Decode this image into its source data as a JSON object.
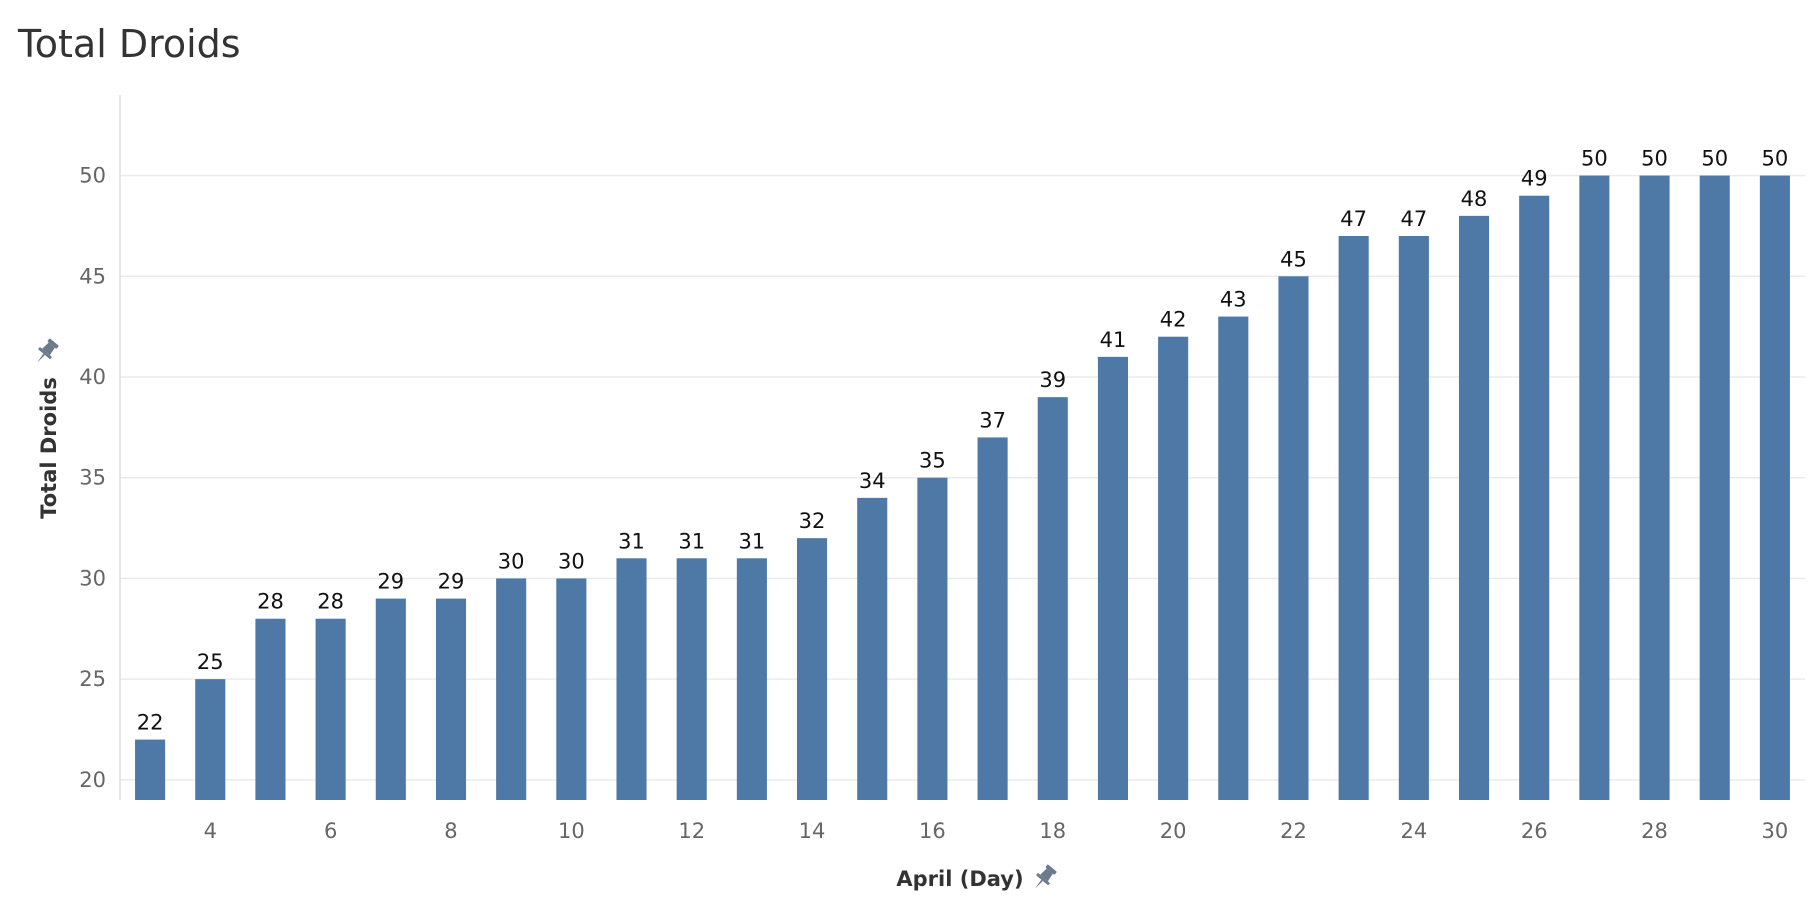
{
  "chart_data": {
    "type": "bar",
    "title": "Total Droids",
    "xlabel": "April (Day)",
    "ylabel": "Total Droids",
    "x": [
      3,
      4,
      5,
      6,
      7,
      8,
      9,
      10,
      11,
      12,
      13,
      14,
      15,
      16,
      17,
      18,
      19,
      20,
      21,
      22,
      23,
      24,
      25,
      26,
      27,
      28,
      29,
      30
    ],
    "values": [
      22,
      25,
      28,
      28,
      29,
      29,
      30,
      30,
      31,
      31,
      31,
      32,
      34,
      35,
      37,
      39,
      41,
      42,
      43,
      45,
      47,
      47,
      48,
      49,
      50,
      50,
      50,
      50
    ],
    "x_ticks": [
      4,
      6,
      8,
      10,
      12,
      14,
      16,
      18,
      20,
      22,
      24,
      26,
      28,
      30
    ],
    "y_ticks": [
      20,
      25,
      30,
      35,
      40,
      45,
      50
    ],
    "ylim": [
      19,
      54
    ],
    "grid": true,
    "data_labels": true,
    "bar_color": "#4e79a7",
    "pin_icon": "pin-icon"
  }
}
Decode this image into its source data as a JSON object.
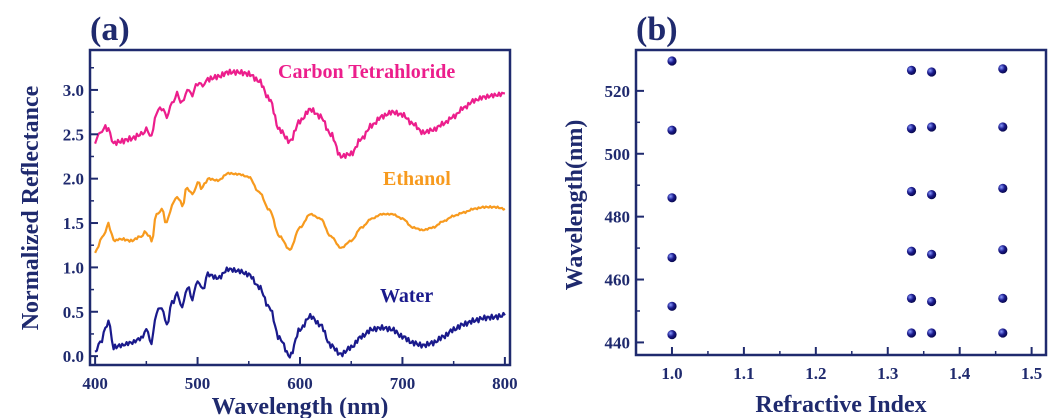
{
  "chart_data": [
    {
      "panel": "(a)",
      "type": "line",
      "xlabel": "Wavelength (nm)",
      "ylabel": "Normalized Reflectance",
      "xlim": [
        395,
        805
      ],
      "ylim": [
        -0.1,
        3.45
      ],
      "xticks": [
        400,
        500,
        600,
        700,
        800
      ],
      "yticks": [
        0.0,
        0.5,
        1.0,
        1.5,
        2.0,
        2.5,
        3.0
      ],
      "ytick_labels": [
        "0.0",
        "0.5",
        "1.0",
        "1.5",
        "2.0",
        "2.5",
        "3.0"
      ],
      "grid": false,
      "series": [
        {
          "name": "Water",
          "color": "#1a1a8c",
          "x": [
            400,
            405,
            410,
            413,
            418,
            425,
            435,
            445,
            450,
            455,
            460,
            465,
            470,
            475,
            480,
            485,
            490,
            495,
            500,
            505,
            510,
            520,
            530,
            540,
            550,
            560,
            570,
            580,
            590,
            600,
            610,
            620,
            630,
            640,
            650,
            660,
            670,
            680,
            690,
            700,
            710,
            720,
            730,
            740,
            750,
            760,
            770,
            780,
            790,
            800
          ],
          "y": [
            0.05,
            0.15,
            0.3,
            0.4,
            0.1,
            0.12,
            0.15,
            0.2,
            0.3,
            0.15,
            0.5,
            0.55,
            0.35,
            0.6,
            0.7,
            0.55,
            0.78,
            0.65,
            0.85,
            0.75,
            0.92,
            0.88,
            0.98,
            0.96,
            0.92,
            0.78,
            0.55,
            0.2,
            0.0,
            0.3,
            0.45,
            0.35,
            0.12,
            0.02,
            0.1,
            0.22,
            0.3,
            0.32,
            0.3,
            0.22,
            0.15,
            0.12,
            0.15,
            0.22,
            0.3,
            0.36,
            0.4,
            0.43,
            0.44,
            0.46
          ]
        },
        {
          "name": "Ethanol",
          "color": "#f79a1e",
          "x": [
            400,
            405,
            410,
            413,
            418,
            425,
            435,
            445,
            450,
            455,
            460,
            465,
            470,
            475,
            480,
            485,
            490,
            495,
            500,
            505,
            510,
            520,
            530,
            540,
            550,
            560,
            570,
            580,
            590,
            600,
            610,
            620,
            630,
            640,
            650,
            660,
            670,
            680,
            690,
            700,
            710,
            720,
            730,
            740,
            750,
            760,
            770,
            780,
            790,
            800
          ],
          "y": [
            1.15,
            1.3,
            1.4,
            1.5,
            1.3,
            1.32,
            1.3,
            1.35,
            1.4,
            1.3,
            1.6,
            1.65,
            1.5,
            1.7,
            1.8,
            1.7,
            1.9,
            1.82,
            1.95,
            1.9,
            2.0,
            1.98,
            2.06,
            2.05,
            2.02,
            1.85,
            1.65,
            1.35,
            1.2,
            1.45,
            1.6,
            1.55,
            1.35,
            1.22,
            1.3,
            1.45,
            1.55,
            1.6,
            1.6,
            1.55,
            1.45,
            1.42,
            1.45,
            1.52,
            1.58,
            1.62,
            1.66,
            1.68,
            1.68,
            1.66
          ]
        },
        {
          "name": "Carbon Tetrahloride",
          "color": "#ec1e8c",
          "x": [
            400,
            405,
            410,
            413,
            418,
            425,
            435,
            445,
            450,
            455,
            460,
            465,
            470,
            475,
            480,
            485,
            490,
            495,
            500,
            505,
            510,
            520,
            530,
            540,
            550,
            560,
            570,
            580,
            590,
            600,
            610,
            620,
            630,
            640,
            650,
            660,
            670,
            680,
            690,
            700,
            710,
            720,
            730,
            740,
            750,
            760,
            770,
            780,
            790,
            800
          ],
          "y": [
            2.42,
            2.52,
            2.58,
            2.55,
            2.4,
            2.42,
            2.45,
            2.5,
            2.55,
            2.48,
            2.75,
            2.8,
            2.7,
            2.85,
            2.95,
            2.85,
            3.0,
            2.95,
            3.08,
            3.05,
            3.12,
            3.15,
            3.2,
            3.2,
            3.18,
            3.1,
            2.9,
            2.55,
            2.42,
            2.65,
            2.78,
            2.7,
            2.5,
            2.25,
            2.28,
            2.45,
            2.6,
            2.7,
            2.75,
            2.72,
            2.62,
            2.52,
            2.55,
            2.62,
            2.7,
            2.8,
            2.88,
            2.92,
            2.94,
            2.96
          ]
        }
      ]
    },
    {
      "panel": "(b)",
      "type": "scatter",
      "xlabel": "Refractive Index",
      "ylabel": "Wavelength(nm)",
      "xlim": [
        0.95,
        1.52
      ],
      "ylim": [
        436,
        533
      ],
      "xticks": [
        1.0,
        1.1,
        1.2,
        1.3,
        1.4,
        1.5
      ],
      "xtick_labels": [
        "1.0",
        "1.1",
        "1.2",
        "1.3",
        "1.4",
        "1.5"
      ],
      "yticks": [
        440,
        460,
        480,
        500,
        520
      ],
      "grid": false,
      "color": "#1a1a8c",
      "points": [
        {
          "x": 1.0,
          "y": 529.5
        },
        {
          "x": 1.0,
          "y": 507.5
        },
        {
          "x": 1.0,
          "y": 486.0
        },
        {
          "x": 1.0,
          "y": 467.0
        },
        {
          "x": 1.0,
          "y": 451.5
        },
        {
          "x": 1.0,
          "y": 442.5
        },
        {
          "x": 1.333,
          "y": 526.5
        },
        {
          "x": 1.333,
          "y": 508.0
        },
        {
          "x": 1.333,
          "y": 488.0
        },
        {
          "x": 1.333,
          "y": 469.0
        },
        {
          "x": 1.333,
          "y": 454.0
        },
        {
          "x": 1.333,
          "y": 443.0
        },
        {
          "x": 1.361,
          "y": 526.0
        },
        {
          "x": 1.361,
          "y": 508.5
        },
        {
          "x": 1.361,
          "y": 487.0
        },
        {
          "x": 1.361,
          "y": 468.0
        },
        {
          "x": 1.361,
          "y": 453.0
        },
        {
          "x": 1.361,
          "y": 443.0
        },
        {
          "x": 1.46,
          "y": 527.0
        },
        {
          "x": 1.46,
          "y": 508.5
        },
        {
          "x": 1.46,
          "y": 489.0
        },
        {
          "x": 1.46,
          "y": 469.5
        },
        {
          "x": 1.46,
          "y": 454.0
        },
        {
          "x": 1.46,
          "y": 443.0
        }
      ]
    }
  ]
}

========================================

Given task = Every line of the listing that holds "ylabel" should be found and copied.

Solved exercise =
    "ylabel": "Total Droids",
      "ylabel": "Normalized Reflectance",
      "ylabel": "Wavelength(nm)",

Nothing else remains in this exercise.